_THE EXERCISE:_ In the data, extract each line that holds the string "continuum".

_SUPPLIED DATA:_

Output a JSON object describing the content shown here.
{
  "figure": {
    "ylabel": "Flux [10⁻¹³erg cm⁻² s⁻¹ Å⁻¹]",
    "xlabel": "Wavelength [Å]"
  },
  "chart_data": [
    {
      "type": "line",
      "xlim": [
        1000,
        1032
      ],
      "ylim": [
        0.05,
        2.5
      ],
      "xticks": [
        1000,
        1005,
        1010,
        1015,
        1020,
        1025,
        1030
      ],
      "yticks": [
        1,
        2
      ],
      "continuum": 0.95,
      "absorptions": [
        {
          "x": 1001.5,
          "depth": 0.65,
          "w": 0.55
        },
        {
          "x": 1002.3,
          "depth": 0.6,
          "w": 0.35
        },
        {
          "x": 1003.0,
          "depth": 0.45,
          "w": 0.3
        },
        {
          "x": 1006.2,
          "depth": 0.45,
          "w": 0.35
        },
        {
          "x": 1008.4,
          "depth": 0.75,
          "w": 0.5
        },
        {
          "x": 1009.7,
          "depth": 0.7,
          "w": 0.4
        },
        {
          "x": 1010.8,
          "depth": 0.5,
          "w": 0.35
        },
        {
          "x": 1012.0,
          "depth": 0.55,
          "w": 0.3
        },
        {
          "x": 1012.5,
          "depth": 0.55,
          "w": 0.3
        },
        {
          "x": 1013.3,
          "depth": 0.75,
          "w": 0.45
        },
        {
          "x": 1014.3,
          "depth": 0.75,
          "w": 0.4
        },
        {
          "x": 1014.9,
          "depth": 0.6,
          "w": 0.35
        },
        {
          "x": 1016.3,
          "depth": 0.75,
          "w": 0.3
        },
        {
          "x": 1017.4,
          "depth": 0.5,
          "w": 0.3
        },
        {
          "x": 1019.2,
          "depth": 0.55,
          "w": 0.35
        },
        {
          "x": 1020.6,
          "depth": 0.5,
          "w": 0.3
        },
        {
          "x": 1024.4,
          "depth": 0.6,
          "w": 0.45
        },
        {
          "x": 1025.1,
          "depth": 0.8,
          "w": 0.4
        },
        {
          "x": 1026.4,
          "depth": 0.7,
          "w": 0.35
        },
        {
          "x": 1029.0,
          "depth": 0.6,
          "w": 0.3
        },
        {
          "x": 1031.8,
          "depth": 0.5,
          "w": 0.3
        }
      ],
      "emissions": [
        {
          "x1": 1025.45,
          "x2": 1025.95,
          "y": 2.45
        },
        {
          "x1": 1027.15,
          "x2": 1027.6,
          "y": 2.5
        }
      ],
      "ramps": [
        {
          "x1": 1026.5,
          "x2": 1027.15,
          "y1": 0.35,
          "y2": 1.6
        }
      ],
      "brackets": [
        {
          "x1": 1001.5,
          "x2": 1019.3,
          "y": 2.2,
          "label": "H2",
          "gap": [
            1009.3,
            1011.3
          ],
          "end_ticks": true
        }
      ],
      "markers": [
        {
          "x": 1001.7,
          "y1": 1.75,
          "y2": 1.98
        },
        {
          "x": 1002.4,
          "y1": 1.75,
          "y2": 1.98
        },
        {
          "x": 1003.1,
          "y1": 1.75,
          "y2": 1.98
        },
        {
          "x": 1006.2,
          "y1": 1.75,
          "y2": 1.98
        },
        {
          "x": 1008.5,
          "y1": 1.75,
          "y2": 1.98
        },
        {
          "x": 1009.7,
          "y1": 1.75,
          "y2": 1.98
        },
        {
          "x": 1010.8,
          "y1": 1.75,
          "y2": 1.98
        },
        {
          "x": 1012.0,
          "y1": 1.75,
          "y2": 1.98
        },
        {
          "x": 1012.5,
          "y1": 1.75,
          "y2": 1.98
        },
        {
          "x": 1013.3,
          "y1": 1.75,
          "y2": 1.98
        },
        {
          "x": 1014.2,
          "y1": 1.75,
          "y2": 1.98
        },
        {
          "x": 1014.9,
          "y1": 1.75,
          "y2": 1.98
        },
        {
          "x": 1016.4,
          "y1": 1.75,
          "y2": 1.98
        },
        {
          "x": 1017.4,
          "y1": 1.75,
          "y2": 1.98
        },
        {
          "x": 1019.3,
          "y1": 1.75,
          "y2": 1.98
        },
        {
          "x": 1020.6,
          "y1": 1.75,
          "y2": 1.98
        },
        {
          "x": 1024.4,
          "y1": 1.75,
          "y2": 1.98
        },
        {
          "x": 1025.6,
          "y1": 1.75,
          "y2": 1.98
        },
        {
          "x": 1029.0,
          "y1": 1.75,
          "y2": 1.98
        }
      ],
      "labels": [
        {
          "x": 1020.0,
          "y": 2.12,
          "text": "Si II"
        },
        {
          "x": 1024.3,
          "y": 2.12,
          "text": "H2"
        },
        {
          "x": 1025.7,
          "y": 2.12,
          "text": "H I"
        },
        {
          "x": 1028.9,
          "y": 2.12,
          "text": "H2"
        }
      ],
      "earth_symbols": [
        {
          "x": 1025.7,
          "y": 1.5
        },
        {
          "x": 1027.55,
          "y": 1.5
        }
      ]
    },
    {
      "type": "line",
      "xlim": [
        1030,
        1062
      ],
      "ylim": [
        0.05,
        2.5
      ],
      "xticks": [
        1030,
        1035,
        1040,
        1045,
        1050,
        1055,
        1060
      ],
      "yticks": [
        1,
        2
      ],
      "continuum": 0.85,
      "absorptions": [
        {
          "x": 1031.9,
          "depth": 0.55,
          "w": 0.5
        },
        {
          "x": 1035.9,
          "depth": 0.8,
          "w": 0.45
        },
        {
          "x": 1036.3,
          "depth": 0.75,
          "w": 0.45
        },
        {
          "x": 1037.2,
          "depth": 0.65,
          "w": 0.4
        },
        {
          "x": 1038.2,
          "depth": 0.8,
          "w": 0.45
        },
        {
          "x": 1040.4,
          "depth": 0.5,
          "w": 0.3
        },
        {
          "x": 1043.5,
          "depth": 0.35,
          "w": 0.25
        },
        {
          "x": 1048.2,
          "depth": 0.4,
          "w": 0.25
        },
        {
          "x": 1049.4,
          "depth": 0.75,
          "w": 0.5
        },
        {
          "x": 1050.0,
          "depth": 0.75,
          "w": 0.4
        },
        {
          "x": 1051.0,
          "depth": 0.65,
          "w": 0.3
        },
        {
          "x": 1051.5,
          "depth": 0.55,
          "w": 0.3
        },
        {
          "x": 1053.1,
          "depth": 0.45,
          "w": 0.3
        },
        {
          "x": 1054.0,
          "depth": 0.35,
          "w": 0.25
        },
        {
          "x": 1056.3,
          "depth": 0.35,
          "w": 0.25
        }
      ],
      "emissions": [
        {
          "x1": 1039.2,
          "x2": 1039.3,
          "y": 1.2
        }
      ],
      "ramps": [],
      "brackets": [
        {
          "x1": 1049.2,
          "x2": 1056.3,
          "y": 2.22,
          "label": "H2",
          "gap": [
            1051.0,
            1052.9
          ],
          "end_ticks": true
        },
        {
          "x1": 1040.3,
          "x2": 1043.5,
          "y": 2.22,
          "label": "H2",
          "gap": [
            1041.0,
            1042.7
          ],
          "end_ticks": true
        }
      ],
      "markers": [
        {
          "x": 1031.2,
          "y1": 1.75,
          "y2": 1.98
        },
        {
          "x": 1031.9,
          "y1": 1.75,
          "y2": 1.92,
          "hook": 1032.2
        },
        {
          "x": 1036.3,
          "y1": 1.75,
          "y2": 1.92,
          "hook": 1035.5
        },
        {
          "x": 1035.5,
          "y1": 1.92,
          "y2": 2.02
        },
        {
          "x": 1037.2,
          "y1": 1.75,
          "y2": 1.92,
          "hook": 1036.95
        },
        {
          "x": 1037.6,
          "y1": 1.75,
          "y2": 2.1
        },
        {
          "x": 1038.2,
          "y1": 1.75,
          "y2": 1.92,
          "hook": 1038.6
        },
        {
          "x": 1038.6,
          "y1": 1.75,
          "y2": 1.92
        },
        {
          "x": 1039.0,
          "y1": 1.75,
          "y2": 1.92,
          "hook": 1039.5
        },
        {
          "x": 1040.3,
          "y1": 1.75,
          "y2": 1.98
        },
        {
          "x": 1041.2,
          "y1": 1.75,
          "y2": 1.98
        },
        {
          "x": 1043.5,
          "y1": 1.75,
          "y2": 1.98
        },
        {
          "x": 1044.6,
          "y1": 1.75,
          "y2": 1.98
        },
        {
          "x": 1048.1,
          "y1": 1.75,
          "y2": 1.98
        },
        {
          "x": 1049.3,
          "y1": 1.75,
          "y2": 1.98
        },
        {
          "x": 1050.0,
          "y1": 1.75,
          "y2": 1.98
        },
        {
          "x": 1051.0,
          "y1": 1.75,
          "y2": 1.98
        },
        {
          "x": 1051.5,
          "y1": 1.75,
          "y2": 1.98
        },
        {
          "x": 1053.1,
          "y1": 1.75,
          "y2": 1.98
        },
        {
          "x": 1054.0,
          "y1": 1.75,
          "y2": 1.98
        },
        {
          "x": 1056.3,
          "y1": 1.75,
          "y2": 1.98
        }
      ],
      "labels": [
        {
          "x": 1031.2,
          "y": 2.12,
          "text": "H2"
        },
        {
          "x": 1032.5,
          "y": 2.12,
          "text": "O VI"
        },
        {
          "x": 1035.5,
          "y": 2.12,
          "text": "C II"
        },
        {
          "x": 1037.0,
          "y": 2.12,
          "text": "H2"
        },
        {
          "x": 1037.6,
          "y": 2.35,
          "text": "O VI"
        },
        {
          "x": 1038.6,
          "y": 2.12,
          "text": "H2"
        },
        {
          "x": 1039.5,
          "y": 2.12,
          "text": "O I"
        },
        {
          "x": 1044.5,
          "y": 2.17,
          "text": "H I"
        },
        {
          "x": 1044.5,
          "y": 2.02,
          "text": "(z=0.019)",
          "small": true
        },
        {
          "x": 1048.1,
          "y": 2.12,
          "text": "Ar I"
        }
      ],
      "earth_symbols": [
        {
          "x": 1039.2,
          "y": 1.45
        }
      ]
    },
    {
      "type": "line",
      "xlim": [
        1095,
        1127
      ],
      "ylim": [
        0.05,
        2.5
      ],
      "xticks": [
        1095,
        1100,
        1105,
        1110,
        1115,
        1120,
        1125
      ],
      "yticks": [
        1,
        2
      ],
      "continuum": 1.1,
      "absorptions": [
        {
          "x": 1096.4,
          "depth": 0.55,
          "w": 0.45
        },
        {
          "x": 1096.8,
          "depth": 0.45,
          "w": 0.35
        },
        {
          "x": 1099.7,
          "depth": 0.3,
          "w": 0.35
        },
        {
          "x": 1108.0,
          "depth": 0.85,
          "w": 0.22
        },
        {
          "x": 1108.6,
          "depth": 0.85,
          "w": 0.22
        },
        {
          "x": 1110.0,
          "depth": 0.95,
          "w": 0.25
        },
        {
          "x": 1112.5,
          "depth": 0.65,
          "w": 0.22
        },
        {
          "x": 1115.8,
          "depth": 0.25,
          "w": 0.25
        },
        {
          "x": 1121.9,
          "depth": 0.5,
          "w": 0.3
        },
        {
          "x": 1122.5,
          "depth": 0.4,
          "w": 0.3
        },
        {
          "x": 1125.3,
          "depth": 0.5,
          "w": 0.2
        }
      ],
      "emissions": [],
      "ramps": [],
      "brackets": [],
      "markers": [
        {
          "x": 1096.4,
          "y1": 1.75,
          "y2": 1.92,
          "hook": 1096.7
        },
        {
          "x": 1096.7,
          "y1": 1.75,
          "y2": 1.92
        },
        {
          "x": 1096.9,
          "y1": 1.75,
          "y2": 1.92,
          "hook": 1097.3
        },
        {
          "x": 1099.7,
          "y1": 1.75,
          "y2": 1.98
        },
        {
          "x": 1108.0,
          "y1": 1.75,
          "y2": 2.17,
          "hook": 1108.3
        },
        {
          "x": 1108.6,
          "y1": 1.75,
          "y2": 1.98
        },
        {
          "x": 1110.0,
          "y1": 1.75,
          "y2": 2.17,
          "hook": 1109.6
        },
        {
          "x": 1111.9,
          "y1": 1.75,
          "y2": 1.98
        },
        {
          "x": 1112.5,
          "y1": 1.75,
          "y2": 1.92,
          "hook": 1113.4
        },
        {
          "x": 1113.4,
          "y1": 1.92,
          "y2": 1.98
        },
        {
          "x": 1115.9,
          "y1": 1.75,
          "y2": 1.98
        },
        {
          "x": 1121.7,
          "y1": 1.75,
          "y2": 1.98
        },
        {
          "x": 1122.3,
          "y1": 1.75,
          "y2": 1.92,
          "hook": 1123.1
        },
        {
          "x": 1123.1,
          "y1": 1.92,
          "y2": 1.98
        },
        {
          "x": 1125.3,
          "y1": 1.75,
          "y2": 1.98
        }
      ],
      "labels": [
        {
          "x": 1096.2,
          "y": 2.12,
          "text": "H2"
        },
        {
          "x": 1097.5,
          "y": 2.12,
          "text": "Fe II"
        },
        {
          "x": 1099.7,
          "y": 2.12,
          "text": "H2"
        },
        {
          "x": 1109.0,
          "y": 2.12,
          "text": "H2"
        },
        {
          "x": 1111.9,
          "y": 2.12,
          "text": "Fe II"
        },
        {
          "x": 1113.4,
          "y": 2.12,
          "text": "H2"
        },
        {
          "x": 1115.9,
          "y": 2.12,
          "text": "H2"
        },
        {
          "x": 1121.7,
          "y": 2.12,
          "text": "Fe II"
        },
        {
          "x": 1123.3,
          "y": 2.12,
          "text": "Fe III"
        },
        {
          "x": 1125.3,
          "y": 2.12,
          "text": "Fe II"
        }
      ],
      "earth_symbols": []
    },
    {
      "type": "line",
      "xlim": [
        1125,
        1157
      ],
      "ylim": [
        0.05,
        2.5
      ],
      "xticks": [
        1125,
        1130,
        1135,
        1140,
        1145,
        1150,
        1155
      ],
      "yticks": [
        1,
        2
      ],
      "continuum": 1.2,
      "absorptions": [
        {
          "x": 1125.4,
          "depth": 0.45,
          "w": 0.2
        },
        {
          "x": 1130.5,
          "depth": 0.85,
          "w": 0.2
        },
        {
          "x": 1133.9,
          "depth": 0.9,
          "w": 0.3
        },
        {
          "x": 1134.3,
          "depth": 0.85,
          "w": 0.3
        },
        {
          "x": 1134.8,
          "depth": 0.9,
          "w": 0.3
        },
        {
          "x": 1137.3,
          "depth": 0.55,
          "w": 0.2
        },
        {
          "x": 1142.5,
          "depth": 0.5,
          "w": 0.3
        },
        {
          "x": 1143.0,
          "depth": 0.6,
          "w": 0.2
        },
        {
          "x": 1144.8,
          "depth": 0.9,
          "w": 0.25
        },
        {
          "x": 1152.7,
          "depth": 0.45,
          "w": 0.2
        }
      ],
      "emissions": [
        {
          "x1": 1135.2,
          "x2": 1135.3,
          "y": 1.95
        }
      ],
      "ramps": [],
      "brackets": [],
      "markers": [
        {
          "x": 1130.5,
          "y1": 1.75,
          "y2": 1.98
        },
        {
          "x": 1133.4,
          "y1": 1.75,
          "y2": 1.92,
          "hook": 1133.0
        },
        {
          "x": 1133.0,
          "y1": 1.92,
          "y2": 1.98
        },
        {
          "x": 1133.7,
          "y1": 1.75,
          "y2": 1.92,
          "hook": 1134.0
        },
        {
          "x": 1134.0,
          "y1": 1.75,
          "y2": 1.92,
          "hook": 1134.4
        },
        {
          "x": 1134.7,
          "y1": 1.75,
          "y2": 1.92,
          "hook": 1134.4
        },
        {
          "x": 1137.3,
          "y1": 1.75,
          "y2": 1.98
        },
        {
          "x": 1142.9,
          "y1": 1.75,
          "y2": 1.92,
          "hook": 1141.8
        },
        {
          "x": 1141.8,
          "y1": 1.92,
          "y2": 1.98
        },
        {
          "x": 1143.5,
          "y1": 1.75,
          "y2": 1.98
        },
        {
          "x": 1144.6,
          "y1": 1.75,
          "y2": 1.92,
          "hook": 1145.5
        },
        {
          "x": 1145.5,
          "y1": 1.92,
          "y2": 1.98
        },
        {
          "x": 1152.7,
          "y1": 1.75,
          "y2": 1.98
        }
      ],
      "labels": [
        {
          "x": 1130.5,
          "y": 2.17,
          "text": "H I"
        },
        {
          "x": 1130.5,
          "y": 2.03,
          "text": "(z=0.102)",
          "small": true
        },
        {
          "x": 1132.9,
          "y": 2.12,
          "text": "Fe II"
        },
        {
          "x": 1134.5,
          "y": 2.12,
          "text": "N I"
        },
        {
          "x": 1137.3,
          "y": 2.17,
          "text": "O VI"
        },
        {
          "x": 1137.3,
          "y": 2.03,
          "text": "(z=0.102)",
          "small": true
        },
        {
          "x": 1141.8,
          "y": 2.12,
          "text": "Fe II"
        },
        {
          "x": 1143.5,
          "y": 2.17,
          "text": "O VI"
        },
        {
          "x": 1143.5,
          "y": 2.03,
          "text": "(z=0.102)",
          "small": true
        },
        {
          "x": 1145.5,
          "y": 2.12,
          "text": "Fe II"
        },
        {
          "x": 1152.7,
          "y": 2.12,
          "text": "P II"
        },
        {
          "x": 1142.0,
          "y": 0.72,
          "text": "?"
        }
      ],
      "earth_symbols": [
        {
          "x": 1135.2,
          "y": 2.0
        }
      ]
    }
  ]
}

_COMPLETED TASK:_
      "continuum": 0.95,
      "continuum": 0.85,
      "continuum": 1.1,
      "continuum": 1.2,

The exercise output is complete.